Return each entry exactly, with none missing.

**Information supplied:**
###
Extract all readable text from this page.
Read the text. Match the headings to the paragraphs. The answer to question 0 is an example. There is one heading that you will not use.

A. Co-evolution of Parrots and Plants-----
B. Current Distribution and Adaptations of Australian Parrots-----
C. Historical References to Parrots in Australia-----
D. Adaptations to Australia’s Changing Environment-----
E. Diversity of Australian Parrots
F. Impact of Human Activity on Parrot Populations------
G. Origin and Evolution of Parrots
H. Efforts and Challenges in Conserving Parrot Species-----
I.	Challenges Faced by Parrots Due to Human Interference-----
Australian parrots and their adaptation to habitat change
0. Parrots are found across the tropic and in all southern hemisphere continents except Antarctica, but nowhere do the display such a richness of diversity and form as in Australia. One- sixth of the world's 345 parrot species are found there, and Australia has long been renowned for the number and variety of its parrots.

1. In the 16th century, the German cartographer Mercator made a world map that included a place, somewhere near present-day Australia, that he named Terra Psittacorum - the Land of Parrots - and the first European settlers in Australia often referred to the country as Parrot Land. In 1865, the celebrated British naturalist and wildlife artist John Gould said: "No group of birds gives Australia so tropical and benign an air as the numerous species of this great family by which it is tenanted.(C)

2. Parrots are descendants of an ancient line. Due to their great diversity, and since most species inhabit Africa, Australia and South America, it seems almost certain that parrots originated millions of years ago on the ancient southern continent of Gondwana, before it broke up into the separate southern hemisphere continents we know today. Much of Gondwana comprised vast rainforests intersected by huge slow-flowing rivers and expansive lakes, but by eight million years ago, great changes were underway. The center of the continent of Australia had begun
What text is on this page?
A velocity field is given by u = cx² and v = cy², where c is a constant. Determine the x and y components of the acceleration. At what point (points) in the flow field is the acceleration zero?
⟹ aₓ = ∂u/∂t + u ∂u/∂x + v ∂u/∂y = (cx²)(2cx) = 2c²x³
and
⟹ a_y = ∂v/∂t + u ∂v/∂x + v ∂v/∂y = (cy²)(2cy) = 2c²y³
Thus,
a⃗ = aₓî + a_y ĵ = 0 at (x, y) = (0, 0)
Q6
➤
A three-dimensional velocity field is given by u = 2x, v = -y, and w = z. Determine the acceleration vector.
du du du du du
###
**Answer to this task:**
Extract all readable text from this page.
Read the text. Match the headings to the paragraphs. The answer to question 0 is an example. There is one heading that you will not use.

A. Co-evolution of Parrots and Plants-----
B. Current Distribution and Adaptations of Australian Parrots-----
C. Historical References to Parrots in Australia-----
D. Adaptations to Australia’s Changing Environment-----
E. Diversity of Australian Parrots
F. Impact of Human Activity on Parrot Populations------
G. Origin and Evolution of Parrots
H. Efforts and Challenges in Conserving Parrot Species-----
I.	Challenges Faced by Parrots Due to Human Interference-----
Australian parrots and their adaptation to habitat change
0. Parrots are found across the tropic and in all southern hemisphere continents except Antarctica, but nowhere do the display such a richness of diversity and form as in Australia. One- sixth of the world's 345 parrot species are found there, and Australia has long been renowned for the number and variety of its parrots.

1. In the 16th century, the German cartographer Mercator made a world map that included a place, somewhere near present-day Australia, that he named Terra Psittacorum - the Land of Parrots - and the first European settlers in Australia often referred to the country as Parrot Land. In 1865, the celebrated British naturalist and wildlife artist John Gould said: "No group of birds gives Australia so tropical and benign an air as the numerous species of this great family by which it is tenanted.(C)

2. Parrots are descendants of an ancient line. Due to their great diversity, and since most species inhabit Africa, Australia and South America, it seems almost certain that parrots originated millions of years ago on the ancient southern continent of Gondwana, before it broke up into the separate southern hemisphere continents we know today. Much of Gondwana comprised vast rainforests intersected by huge slow-flowing rivers and expansive lakes, but by eight million years ago, great changes were underway. The center of the continent of Australia had begun
What text is on this page?
A velocity field is given by u = cx² and v = cy², where c is a constant. Determine the x and y components of the acceleration. At what point (points) in the flow field is the acceleration zero?
⟹ aₓ = ∂u/∂t + u ∂u/∂x + v ∂u/∂y = (cx²)(2cx) = 2c²x³
and
⟹ a_y = ∂v/∂t + u ∂v/∂x + v ∂v/∂y = (cy²)(2cy) = 2c²y³
Thus,
a⃗ = aₓî + a_y ĵ = 0 at (x, y) = (0, 0)
Q6
➤
A three-dimensional velocity field is given by u = 2x, v = -y, and w = z. Determine the acceleration vector.
du du du du du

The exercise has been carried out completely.